_Problem to work on_: The records are to be restated in their entirety, word for word.

_Input_:
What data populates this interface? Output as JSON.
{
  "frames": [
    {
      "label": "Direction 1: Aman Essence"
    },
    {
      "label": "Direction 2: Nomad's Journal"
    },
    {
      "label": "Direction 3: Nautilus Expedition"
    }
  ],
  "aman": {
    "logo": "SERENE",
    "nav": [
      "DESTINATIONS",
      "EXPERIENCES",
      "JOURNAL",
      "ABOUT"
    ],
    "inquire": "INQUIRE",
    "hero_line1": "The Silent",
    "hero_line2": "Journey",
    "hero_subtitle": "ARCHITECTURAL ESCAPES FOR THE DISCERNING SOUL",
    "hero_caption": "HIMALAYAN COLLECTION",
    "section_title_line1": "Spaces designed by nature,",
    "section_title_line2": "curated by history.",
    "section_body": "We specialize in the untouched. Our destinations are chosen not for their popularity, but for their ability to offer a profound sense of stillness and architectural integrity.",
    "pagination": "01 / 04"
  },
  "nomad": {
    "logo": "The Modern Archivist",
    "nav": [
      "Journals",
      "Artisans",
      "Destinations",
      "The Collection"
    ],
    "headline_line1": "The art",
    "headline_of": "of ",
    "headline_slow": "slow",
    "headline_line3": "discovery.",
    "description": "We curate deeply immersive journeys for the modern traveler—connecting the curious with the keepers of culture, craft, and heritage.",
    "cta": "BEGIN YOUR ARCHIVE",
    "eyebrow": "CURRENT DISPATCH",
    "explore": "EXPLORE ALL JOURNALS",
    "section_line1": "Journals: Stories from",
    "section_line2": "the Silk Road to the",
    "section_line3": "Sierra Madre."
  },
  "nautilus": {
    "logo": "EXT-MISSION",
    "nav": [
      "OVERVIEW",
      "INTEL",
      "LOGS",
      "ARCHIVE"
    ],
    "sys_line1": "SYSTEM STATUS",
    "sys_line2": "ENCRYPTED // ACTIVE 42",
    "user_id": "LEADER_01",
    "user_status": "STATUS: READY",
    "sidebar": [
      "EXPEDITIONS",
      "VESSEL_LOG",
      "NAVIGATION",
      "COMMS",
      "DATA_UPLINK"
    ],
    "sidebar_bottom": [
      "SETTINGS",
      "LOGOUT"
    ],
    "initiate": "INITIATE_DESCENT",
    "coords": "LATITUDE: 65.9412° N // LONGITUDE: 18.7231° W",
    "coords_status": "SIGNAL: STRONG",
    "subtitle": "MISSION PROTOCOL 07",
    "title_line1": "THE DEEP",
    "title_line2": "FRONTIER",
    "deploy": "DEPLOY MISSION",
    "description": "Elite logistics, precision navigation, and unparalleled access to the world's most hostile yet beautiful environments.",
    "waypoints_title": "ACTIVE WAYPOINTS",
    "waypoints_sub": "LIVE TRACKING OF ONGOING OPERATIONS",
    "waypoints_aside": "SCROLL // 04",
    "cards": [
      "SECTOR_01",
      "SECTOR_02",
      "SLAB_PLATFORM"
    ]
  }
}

_Completed exercise_:
What data populates this interface? Output as JSON.
{
  "frames": [
    {
      "label": "Direction 1: Aman Essence"
    },
    {
      "label": "Direction 2: Nomad's Journal"
    },
    {
      "label": "Direction 3: Nautilus Expedition"
    }
  ],
  "aman": {
    "logo": "SERENE",
    "nav": [
      "DESTINATIONS",
      "EXPERIENCES",
      "JOURNAL",
      "ABOUT"
    ],
    "inquire": "INQUIRE",
    "hero_line1": "The Silent",
    "hero_line2": "Journey",
    "hero_subtitle": "ARCHITECTURAL ESCAPES FOR THE DISCERNING SOUL",
    "hero_caption": "HIMALAYAN COLLECTION",
    "section_title_line1": "Spaces designed by nature,",
    "section_title_line2": "curated by history.",
    "section_body": "We specialize in the untouched. Our destinations are chosen not for their popularity, but for their ability to offer a profound sense of stillness and architectural integrity.",
    "pagination": "01 / 04"
  },
  "nomad": {
    "logo": "The Modern Archivist",
    "nav": [
      "Journals",
      "Artisans",
      "Destinations",
      "The Collection"
    ],
    "headline_line1": "The art",
    "headline_of": "of ",
    "headline_slow": "slow",
    "headline_line3": "discovery.",
    "description": "We curate deeply immersive journeys for the modern traveler—connecting the curious with the keepers of culture, craft, and heritage.",
    "cta": "BEGIN YOUR ARCHIVE",
    "eyebrow": "CURRENT DISPATCH",
    "explore": "EXPLORE ALL JOURNALS",
    "section_line1": "Journals: Stories from",
    "section_line2": "the Silk Road to the",
    "section_line3": "Sierra Madre."
  },
  "nautilus": {
    "logo": "EXT-MISSION",
    "nav": [
      "OVERVIEW",
      "INTEL",
      "LOGS",
      "ARCHIVE"
    ],
    "sys_line1": "SYSTEM STATUS",
    "sys_line2": "ENCRYPTED // ACTIVE 42",
    "user_id": "LEADER_01",
    "user_status": "STATUS: READY",
    "sidebar": [
      "EXPEDITIONS",
      "VESSEL_LOG",
      "NAVIGATION",
      "COMMS",
      "DATA_UPLINK"
    ],
    "sidebar_bottom": [
      "SETTINGS",
      "LOGOUT"
    ],
    "initiate": "INITIATE_DESCENT",
    "coords": "LATITUDE: 65.9412° N // LONGITUDE: 18.7231° W",
    "coords_status": "SIGNAL: STRONG",
    "subtitle": "MISSION PROTOCOL 07",
    "title_line1": "THE DEEP",
    "title_line2": "FRONTIER",
    "deploy": "DEPLOY MISSION",
    "description": "Elite logistics, precision navigation, and unparalleled access to the world's most hostile yet beautiful environments.",
    "waypoints_title": "ACTIVE WAYPOINTS",
    "waypoints_sub": "LIVE TRACKING OF ONGOING OPERATIONS",
    "waypoints_aside": "SCROLL // 04",
    "cards": [
      "SECTOR_01",
      "SECTOR_02",
      "SLAB_PLATFORM"
    ]
  }
}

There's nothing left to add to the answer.